▶ **Directions for this task**: Drop every picture and give the entries back exactly.

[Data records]
/---

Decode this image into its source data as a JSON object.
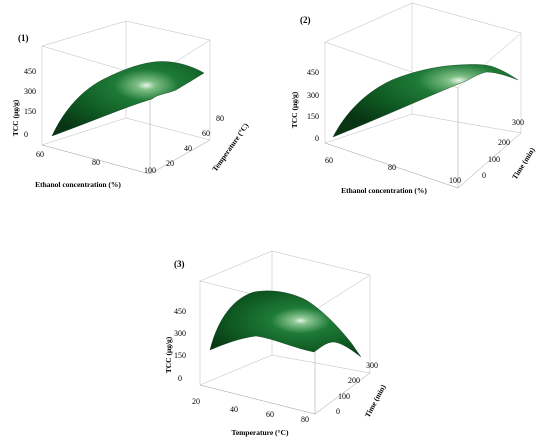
{
  "chart_data": [
    {
      "type": "surface",
      "panel_label": "(1)",
      "zlabel": "TCC (μg/g)",
      "xlabel": "Ethanol concentration (%)",
      "ylabel": "Temperature (°C)",
      "x_ticks": [
        "60",
        "80",
        "100"
      ],
      "y_ticks": [
        "20",
        "40",
        "60",
        "80"
      ],
      "z_ticks": [
        "0",
        "150",
        "300",
        "450"
      ],
      "xlim": [
        60,
        100
      ],
      "ylim": [
        20,
        80
      ],
      "zlim": [
        0,
        450
      ],
      "surface_color": "#0f5a22",
      "corners": [
        {
          "x": 60,
          "y": 20,
          "z": 0
        },
        {
          "x": 60,
          "y": 80,
          "z": 200
        },
        {
          "x": 100,
          "y": 80,
          "z": 370
        },
        {
          "x": 100,
          "y": 20,
          "z": 270
        }
      ],
      "peak": {
        "x": 85,
        "y": 60,
        "z": 430
      }
    },
    {
      "type": "surface",
      "panel_label": "(2)",
      "zlabel": "TCC (μg/g)",
      "xlabel": "Ethanol concentration (%)",
      "ylabel": "Time (min)",
      "x_ticks": [
        "60",
        "80",
        "100"
      ],
      "y_ticks": [
        "0",
        "100",
        "200",
        "300"
      ],
      "z_ticks": [
        "0",
        "150",
        "300",
        "450"
      ],
      "xlim": [
        60,
        100
      ],
      "ylim": [
        0,
        300
      ],
      "zlim": [
        0,
        450
      ],
      "surface_color": "#0f5a22",
      "corners": [
        {
          "x": 60,
          "y": 0,
          "z": 0
        },
        {
          "x": 60,
          "y": 300,
          "z": 190
        },
        {
          "x": 100,
          "y": 300,
          "z": 380
        },
        {
          "x": 100,
          "y": 0,
          "z": 330
        }
      ],
      "peak": {
        "x": 85,
        "y": 200,
        "z": 430
      }
    },
    {
      "type": "surface",
      "panel_label": "(3)",
      "zlabel": "TCC (μg/g)",
      "xlabel": "Temperature (°C)",
      "ylabel": "Time (min)",
      "x_ticks": [
        "20",
        "40",
        "60",
        "80"
      ],
      "y_ticks": [
        "0",
        "100",
        "200",
        "300"
      ],
      "z_ticks": [
        "0",
        "150",
        "300",
        "450"
      ],
      "xlim": [
        20,
        80
      ],
      "ylim": [
        0,
        300
      ],
      "zlim": [
        0,
        450
      ],
      "surface_color": "#0f5a22",
      "corners": [
        {
          "x": 20,
          "y": 0,
          "z": 200
        },
        {
          "x": 20,
          "y": 300,
          "z": 380
        },
        {
          "x": 80,
          "y": 300,
          "z": 70
        },
        {
          "x": 80,
          "y": 0,
          "z": 190
        }
      ],
      "peak": {
        "x": 50,
        "y": 150,
        "z": 440
      }
    }
  ]
}
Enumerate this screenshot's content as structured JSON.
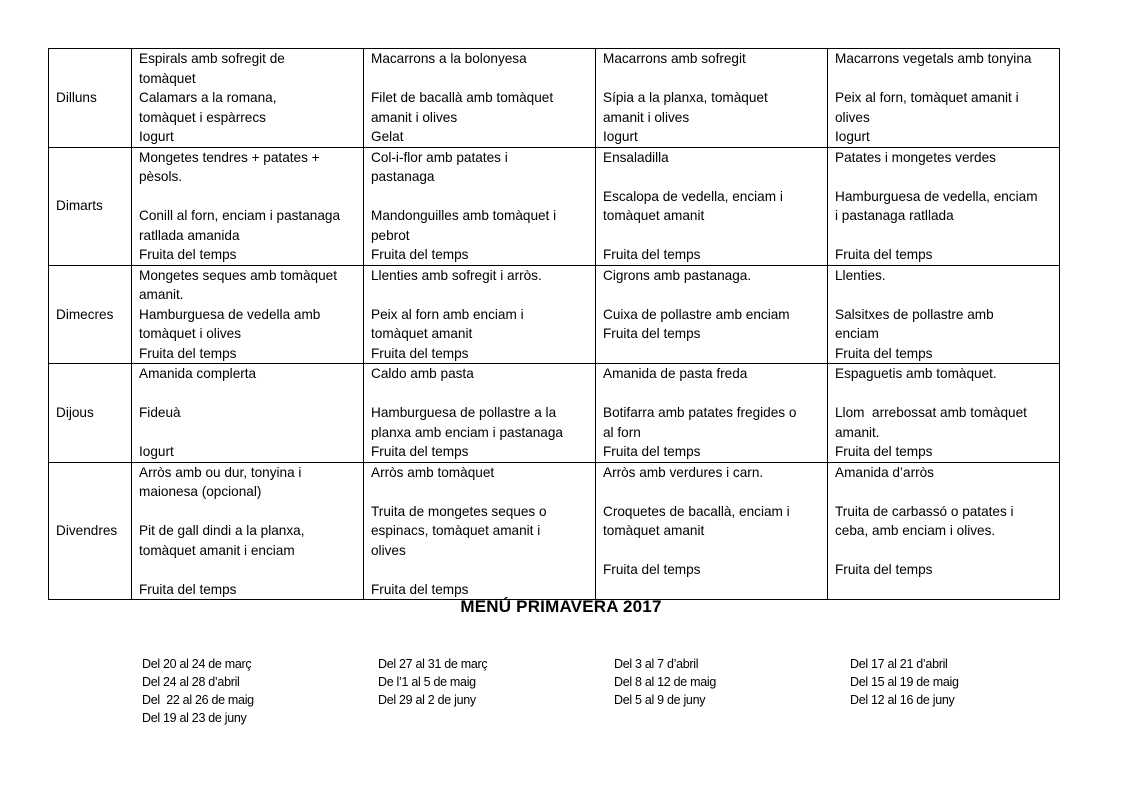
{
  "title": "MENÚ PRIMAVERA 2017",
  "rows": [
    {
      "day": "Dilluns",
      "cells": [
        [
          "Espirals amb sofregit de",
          "tomàquet",
          "Calamars a la romana,",
          "tomàquet i espàrrecs",
          "Iogurt"
        ],
        [
          "Macarrons a la bolonyesa",
          "",
          "Filet de bacallà amb tomàquet",
          "amanit i olives",
          "Gelat"
        ],
        [
          "Macarrons amb sofregit",
          "",
          "Sípia a la planxa, tomàquet",
          "amanit i olives",
          "Iogurt"
        ],
        [
          "Macarrons vegetals amb tonyina",
          "",
          "Peix al forn, tomàquet amanit i",
          "olives",
          "Iogurt"
        ]
      ]
    },
    {
      "day": "Dimarts",
      "cells": [
        [
          "Mongetes tendres + patates +",
          "pèsols.",
          "",
          "Conill al forn, enciam i pastanaga",
          "ratllada amanida",
          "Fruita del temps"
        ],
        [
          "Col-i-flor amb patates i",
          "pastanaga",
          "",
          "Mandonguilles amb tomàquet i",
          "pebrot",
          "Fruita del temps"
        ],
        [
          "Ensaladilla",
          "",
          "Escalopa de vedella, enciam i",
          "tomàquet amanit",
          "",
          "Fruita del temps"
        ],
        [
          "Patates i mongetes verdes",
          "",
          "Hamburguesa de vedella, enciam",
          "i pastanaga ratllada",
          "",
          "Fruita del temps"
        ]
      ]
    },
    {
      "day": "Dimecres",
      "cells": [
        [
          "Mongetes seques amb tomàquet",
          "amanit.",
          "Hamburguesa de vedella amb",
          "tomàquet i olives",
          "Fruita del temps"
        ],
        [
          "Llenties amb sofregit i arròs.",
          "",
          "Peix al forn amb enciam i",
          "tomàquet amanit",
          "Fruita del temps"
        ],
        [
          "Cigrons amb pastanaga.",
          "",
          "Cuixa de pollastre amb enciam",
          "Fruita del temps",
          ""
        ],
        [
          "Llenties.",
          "",
          "Salsitxes de pollastre amb",
          "enciam",
          "Fruita del temps"
        ]
      ]
    },
    {
      "day": "Dijous",
      "cells": [
        [
          "Amanida complerta",
          "",
          "Fideuà",
          "",
          "Iogurt"
        ],
        [
          "Caldo amb pasta",
          "",
          "Hamburguesa de pollastre a la",
          "planxa amb enciam i pastanaga",
          "Fruita del temps"
        ],
        [
          "Amanida de pasta freda",
          "",
          "Botifarra amb patates fregides o",
          "al forn",
          "Fruita del temps"
        ],
        [
          "Espaguetis amb tomàquet.",
          "",
          "Llom  arrebossat amb tomàquet",
          "amanit.",
          "Fruita del temps"
        ]
      ]
    },
    {
      "day": "Divendres",
      "cells": [
        [
          "Arròs amb ou dur, tonyina i",
          "maionesa (opcional)",
          "",
          "Pit de gall dindi a la planxa,",
          "tomàquet amanit i enciam",
          "",
          "Fruita del temps"
        ],
        [
          "Arròs amb tomàquet",
          "",
          "Truita de mongetes seques o",
          "espinacs, tomàquet amanit i",
          "olives",
          "",
          "Fruita del temps"
        ],
        [
          "Arròs amb verdures i carn.",
          "",
          "Croquetes de bacallà, enciam i",
          "tomàquet amanit",
          "",
          "Fruita del temps",
          ""
        ],
        [
          "Amanida d’arròs",
          "",
          "Truita de carbassó o patates i",
          "ceba, amb enciam i olives.",
          "",
          "Fruita del temps",
          ""
        ]
      ]
    }
  ],
  "date_columns": [
    [
      "Del 20 al 24 de març",
      "Del 24 al 28 d’abril",
      "Del  22 al 26 de maig",
      "Del 19 al 23 de juny"
    ],
    [
      "Del 27 al 31 de març",
      "De l’1 al 5 de maig",
      "Del 29 al 2 de juny"
    ],
    [
      "Del 3 al 7 d’abril",
      "Del 8 al 12 de maig",
      "Del 5 al 9 de juny"
    ],
    [
      "Del 17 al 21 d’abril",
      "Del 15 al 19 de maig",
      "Del 12 al 16 de juny"
    ]
  ]
}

\---

▶ **Worked answer**:
Decode this image into its source data as a JSON object.
{
  "chart_data": [
    {
      "type": "surface",
      "panel_label": "(1)",
      "zlabel": "TCC (μg/g)",
      "xlabel": "Ethanol concentration (%)",
      "ylabel": "Temperature (°C)",
      "x_ticks": [
        "60",
        "80",
        "100"
      ],
      "y_ticks": [
        "20",
        "40",
        "60",
        "80"
      ],
      "z_ticks": [
        "0",
        "150",
        "300",
        "450"
      ],
      "xlim": [
        60,
        100
      ],
      "ylim": [
        20,
        80
      ],
      "zlim": [
        0,
        450
      ],
      "surface_color": "#0f5a22",
      "corners": [
        {
          "x": 60,
          "y": 20,
          "z": 0
        },
        {
          "x": 60,
          "y": 80,
          "z": 200
        },
        {
          "x": 100,
          "y": 80,
          "z": 370
        },
        {
          "x": 100,
          "y": 20,
          "z": 270
        }
      ],
      "peak": {
        "x": 85,
        "y": 60,
        "z": 430
      }
    },
    {
      "type": "surface",
      "panel_label": "(2)",
      "zlabel": "TCC (μg/g)",
      "xlabel": "Ethanol concentration (%)",
      "ylabel": "Time (min)",
      "x_ticks": [
        "60",
        "80",
        "100"
      ],
      "y_ticks": [
        "0",
        "100",
        "200",
        "300"
      ],
      "z_ticks": [
        "0",
        "150",
        "300",
        "450"
      ],
      "xlim": [
        60,
        100
      ],
      "ylim": [
        0,
        300
      ],
      "zlim": [
        0,
        450
      ],
      "surface_color": "#0f5a22",
      "corners": [
        {
          "x": 60,
          "y": 0,
          "z": 0
        },
        {
          "x": 60,
          "y": 300,
          "z": 190
        },
        {
          "x": 100,
          "y": 300,
          "z": 380
        },
        {
          "x": 100,
          "y": 0,
          "z": 330
        }
      ],
      "peak": {
        "x": 85,
        "y": 200,
        "z": 430
      }
    },
    {
      "type": "surface",
      "panel_label": "(3)",
      "zlabel": "TCC (μg/g)",
      "xlabel": "Temperature (°C)",
      "ylabel": "Time (min)",
      "x_ticks": [
        "20",
        "40",
        "60",
        "80"
      ],
      "y_ticks": [
        "0",
        "100",
        "200",
        "300"
      ],
      "z_ticks": [
        "0",
        "150",
        "300",
        "450"
      ],
      "xlim": [
        20,
        80
      ],
      "ylim": [
        0,
        300
      ],
      "zlim": [
        0,
        450
      ],
      "surface_color": "#0f5a22",
      "corners": [
        {
          "x": 20,
          "y": 0,
          "z": 200
        },
        {
          "x": 20,
          "y": 300,
          "z": 380
        },
        {
          "x": 80,
          "y": 300,
          "z": 70
        },
        {
          "x": 80,
          "y": 0,
          "z": 190
        }
      ],
      "peak": {
        "x": 50,
        "y": 150,
        "z": 440
      }
    }
  ]
}
Enumerate this screenshot's content as structured JSON.
{
  "title": "MENÚ PRIMAVERA 2017",
  "rows": [
    {
      "day": "Dilluns",
      "cells": [
        [
          "Espirals amb sofregit de",
          "tomàquet",
          "Calamars a la romana,",
          "tomàquet i espàrrecs",
          "Iogurt"
        ],
        [
          "Macarrons a la bolonyesa",
          "",
          "Filet de bacallà amb tomàquet",
          "amanit i olives",
          "Gelat"
        ],
        [
          "Macarrons amb sofregit",
          "",
          "Sípia a la planxa, tomàquet",
          "amanit i olives",
          "Iogurt"
        ],
        [
          "Macarrons vegetals amb tonyina",
          "",
          "Peix al forn, tomàquet amanit i",
          "olives",
          "Iogurt"
        ]
      ]
    },
    {
      "day": "Dimarts",
      "cells": [
        [
          "Mongetes tendres + patates +",
          "pèsols.",
          "",
          "Conill al forn, enciam i pastanaga",
          "ratllada amanida",
          "Fruita del temps"
        ],
        [
          "Col-i-flor amb patates i",
          "pastanaga",
          "",
          "Mandonguilles amb tomàquet i",
          "pebrot",
          "Fruita del temps"
        ],
        [
          "Ensaladilla",
          "",
          "Escalopa de vedella, enciam i",
          "tomàquet amanit",
          "",
          "Fruita del temps"
        ],
        [
          "Patates i mongetes verdes",
          "",
          "Hamburguesa de vedella, enciam",
          "i pastanaga ratllada",
          "",
          "Fruita del temps"
        ]
      ]
    },
    {
      "day": "Dimecres",
      "cells": [
        [
          "Mongetes seques amb tomàquet",
          "amanit.",
          "Hamburguesa de vedella amb",
          "tomàquet i olives",
          "Fruita del temps"
        ],
        [
          "Llenties amb sofregit i arròs.",
          "",
          "Peix al forn amb enciam i",
          "tomàquet amanit",
          "Fruita del temps"
        ],
        [
          "Cigrons amb pastanaga.",
          "",
          "Cuixa de pollastre amb enciam",
          "Fruita del temps",
          ""
        ],
        [
          "Llenties.",
          "",
          "Salsitxes de pollastre amb",
          "enciam",
          "Fruita del temps"
        ]
      ]
    },
    {
      "day": "Dijous",
      "cells": [
        [
          "Amanida complerta",
          "",
          "Fideuà",
          "",
          "Iogurt"
        ],
        [
          "Caldo amb pasta",
          "",
          "Hamburguesa de pollastre a la",
          "planxa amb enciam i pastanaga",
          "Fruita del temps"
        ],
        [
          "Amanida de pasta freda",
          "",
          "Botifarra amb patates fregides o",
          "al forn",
          "Fruita del temps"
        ],
        [
          "Espaguetis amb tomàquet.",
          "",
          "Llom  arrebossat amb tomàquet",
          "amanit.",
          "Fruita del temps"
        ]
      ]
    },
    {
      "day": "Divendres",
      "cells": [
        [
          "Arròs amb ou dur, tonyina i",
          "maionesa (opcional)",
          "",
          "Pit de gall dindi a la planxa,",
          "tomàquet amanit i enciam",
          "",
          "Fruita del temps"
        ],
        [
          "Arròs amb tomàquet",
          "",
          "Truita de mongetes seques o",
          "espinacs, tomàquet amanit i",
          "olives",
          "",
          "Fruita del temps"
        ],
        [
          "Arròs amb verdures i carn.",
          "",
          "Croquetes de bacallà, enciam i",
          "tomàquet amanit",
          "",
          "Fruita del temps",
          ""
        ],
        [
          "Amanida d’arròs",
          "",
          "Truita de carbassó o patates i",
          "ceba, amb enciam i olives.",
          "",
          "Fruita del temps",
          ""
        ]
      ]
    }
  ],
  "date_columns": [
    [
      "Del 20 al 24 de març",
      "Del 24 al 28 d’abril",
      "Del  22 al 26 de maig",
      "Del 19 al 23 de juny"
    ],
    [
      "Del 27 al 31 de març",
      "De l’1 al 5 de maig",
      "Del 29 al 2 de juny"
    ],
    [
      "Del 3 al 7 d’abril",
      "Del 8 al 12 de maig",
      "Del 5 al 9 de juny"
    ],
    [
      "Del 17 al 21 d’abril",
      "Del 15 al 19 de maig",
      "Del 12 al 16 de juny"
    ]
  ]
}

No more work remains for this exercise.